VORLIEGENDER TEXT —
Konzertbericht: Katzenjammer w/ Unni Wilhelmsen

2011-04-14 Muffathalle, München

Wir schreiben den 14. April 2011, einen dieser Tage, an dem man überraschend neue Seiten der Musikwelt kennenlernt. Nachdem man später in euphorisch-verwirrter Stimmung in sein Bett fällt, weiß man nicht genau, ob man nun über derlei Erweiterung des musikalischen Geistes lachen oder weinen bzw. jammern soll. Doch der Reihe nach…

Den Auftakt dieses besonderen Konzertabends in der sehr gut gefüllten Münchener Muffathalle machte die zugegebenermaßen etwas unglücklich gewählte, wenngleich stimmlich nicht minder grandiose Folk-Pop-Sängerin Unni Wilhelmsen. Trotz der fragwürdigen Wahl bestach die Norwegerin mit einer glockenklaren Stimme und wunderschönen selbstgeschriebenen Songs zum Vor-sich-hin-grübeln und Nachdenken. Aber warum unpassend für diesen Abend? Weil sowohl die zweite Vorband namens Polkabjorn & Kleine Heine wie auch Katzenjammer für gewöhnlich eine komplett andere Stimmung erzeugen als eine enorm ruhige Songwriterin.

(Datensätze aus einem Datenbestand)
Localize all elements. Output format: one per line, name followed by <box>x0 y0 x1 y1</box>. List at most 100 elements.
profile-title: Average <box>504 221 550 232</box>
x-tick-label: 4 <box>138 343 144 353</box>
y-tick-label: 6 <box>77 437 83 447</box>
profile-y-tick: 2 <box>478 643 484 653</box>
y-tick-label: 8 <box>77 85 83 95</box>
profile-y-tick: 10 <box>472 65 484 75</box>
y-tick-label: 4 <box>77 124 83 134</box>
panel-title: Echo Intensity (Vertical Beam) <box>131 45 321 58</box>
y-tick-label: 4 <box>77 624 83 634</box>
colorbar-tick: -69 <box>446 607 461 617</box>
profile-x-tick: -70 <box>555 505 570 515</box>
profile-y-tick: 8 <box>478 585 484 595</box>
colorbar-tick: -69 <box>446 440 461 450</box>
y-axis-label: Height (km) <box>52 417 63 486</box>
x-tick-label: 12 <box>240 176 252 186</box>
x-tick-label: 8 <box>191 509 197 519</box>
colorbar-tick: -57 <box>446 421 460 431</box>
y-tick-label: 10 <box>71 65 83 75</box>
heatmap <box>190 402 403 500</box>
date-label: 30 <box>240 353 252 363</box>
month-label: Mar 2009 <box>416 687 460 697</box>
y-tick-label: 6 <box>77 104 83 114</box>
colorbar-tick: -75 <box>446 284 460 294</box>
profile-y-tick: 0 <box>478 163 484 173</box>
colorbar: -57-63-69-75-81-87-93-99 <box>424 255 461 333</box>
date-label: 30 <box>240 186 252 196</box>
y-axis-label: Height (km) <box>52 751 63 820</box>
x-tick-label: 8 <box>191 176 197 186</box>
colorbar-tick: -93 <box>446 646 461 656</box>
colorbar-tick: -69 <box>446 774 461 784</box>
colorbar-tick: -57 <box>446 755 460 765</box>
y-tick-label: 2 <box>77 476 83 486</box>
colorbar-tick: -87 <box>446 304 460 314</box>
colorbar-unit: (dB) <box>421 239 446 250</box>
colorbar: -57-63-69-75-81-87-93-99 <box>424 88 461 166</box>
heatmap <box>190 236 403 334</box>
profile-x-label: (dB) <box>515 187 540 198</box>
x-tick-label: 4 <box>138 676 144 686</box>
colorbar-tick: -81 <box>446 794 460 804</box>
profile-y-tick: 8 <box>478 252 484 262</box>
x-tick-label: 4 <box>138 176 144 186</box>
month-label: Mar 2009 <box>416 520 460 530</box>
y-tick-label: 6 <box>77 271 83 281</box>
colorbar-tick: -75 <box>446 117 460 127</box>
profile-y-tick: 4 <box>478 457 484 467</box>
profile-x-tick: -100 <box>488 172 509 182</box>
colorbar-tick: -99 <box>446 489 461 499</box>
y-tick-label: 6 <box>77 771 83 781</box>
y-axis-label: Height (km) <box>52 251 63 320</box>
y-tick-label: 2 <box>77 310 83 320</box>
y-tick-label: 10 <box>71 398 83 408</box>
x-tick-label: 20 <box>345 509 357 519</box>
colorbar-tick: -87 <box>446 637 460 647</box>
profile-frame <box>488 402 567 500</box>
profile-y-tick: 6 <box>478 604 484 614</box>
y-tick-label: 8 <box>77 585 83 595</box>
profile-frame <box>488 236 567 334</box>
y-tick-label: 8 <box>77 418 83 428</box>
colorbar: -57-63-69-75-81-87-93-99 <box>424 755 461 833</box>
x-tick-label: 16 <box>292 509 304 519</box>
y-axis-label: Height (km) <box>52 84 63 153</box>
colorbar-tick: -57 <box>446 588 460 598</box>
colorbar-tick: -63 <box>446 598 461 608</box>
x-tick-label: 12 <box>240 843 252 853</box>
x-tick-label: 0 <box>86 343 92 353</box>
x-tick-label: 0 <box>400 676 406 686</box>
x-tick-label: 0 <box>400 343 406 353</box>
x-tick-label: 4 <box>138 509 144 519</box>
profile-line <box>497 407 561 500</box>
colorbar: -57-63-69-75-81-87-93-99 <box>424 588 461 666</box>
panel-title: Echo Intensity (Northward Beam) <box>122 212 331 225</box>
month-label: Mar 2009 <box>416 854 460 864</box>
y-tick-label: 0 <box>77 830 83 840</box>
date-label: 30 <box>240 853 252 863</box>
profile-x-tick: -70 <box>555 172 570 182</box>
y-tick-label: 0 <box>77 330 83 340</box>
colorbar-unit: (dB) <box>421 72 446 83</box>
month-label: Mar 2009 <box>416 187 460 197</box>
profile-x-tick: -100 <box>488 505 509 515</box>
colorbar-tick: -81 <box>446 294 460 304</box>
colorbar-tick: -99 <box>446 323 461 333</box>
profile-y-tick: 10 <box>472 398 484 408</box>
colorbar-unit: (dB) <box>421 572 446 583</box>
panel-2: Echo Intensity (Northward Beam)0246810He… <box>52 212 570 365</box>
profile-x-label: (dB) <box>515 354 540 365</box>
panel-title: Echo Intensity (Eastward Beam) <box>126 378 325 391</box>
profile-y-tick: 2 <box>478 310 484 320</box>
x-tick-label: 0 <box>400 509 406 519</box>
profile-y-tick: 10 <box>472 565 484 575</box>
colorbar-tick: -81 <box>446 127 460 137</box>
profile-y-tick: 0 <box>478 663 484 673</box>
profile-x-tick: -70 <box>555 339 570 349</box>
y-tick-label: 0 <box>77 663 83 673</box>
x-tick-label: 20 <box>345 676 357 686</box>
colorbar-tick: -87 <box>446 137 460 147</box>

GESTELLTE AUFGABE — Gib aus dem Konzertbericht den Teil wortgetreu wieder, der mit den Worten „Den Auftakt dieses“ anfängt und mit „enorm ruhige Songwriterin.“ aufhört.

ANTWORT ZUR AUFGABE —
Den Auftakt dieses besonderen Konzertabends in der sehr gut gefüllten Münchener Muffathalle machte die zugegebenermaßen etwas unglücklich gewählte, wenngleich stimmlich nicht minder grandiose Folk-Pop-Sängerin Unni Wilhelmsen. Trotz der fragwürdigen Wahl bestach die Norwegerin mit einer glockenklaren Stimme und wunderschönen selbstgeschriebenen Songs zum Vor-sich-hin-grübeln und Nachdenken. Aber warum unpassend für diesen Abend? Weil sowohl die zweite Vorband namens Polkabjorn & Kleine Heine wie auch Katzenjammer für gewöhnlich eine komplett andere Stimmung erzeugen als eine enorm ruhige Songwriterin.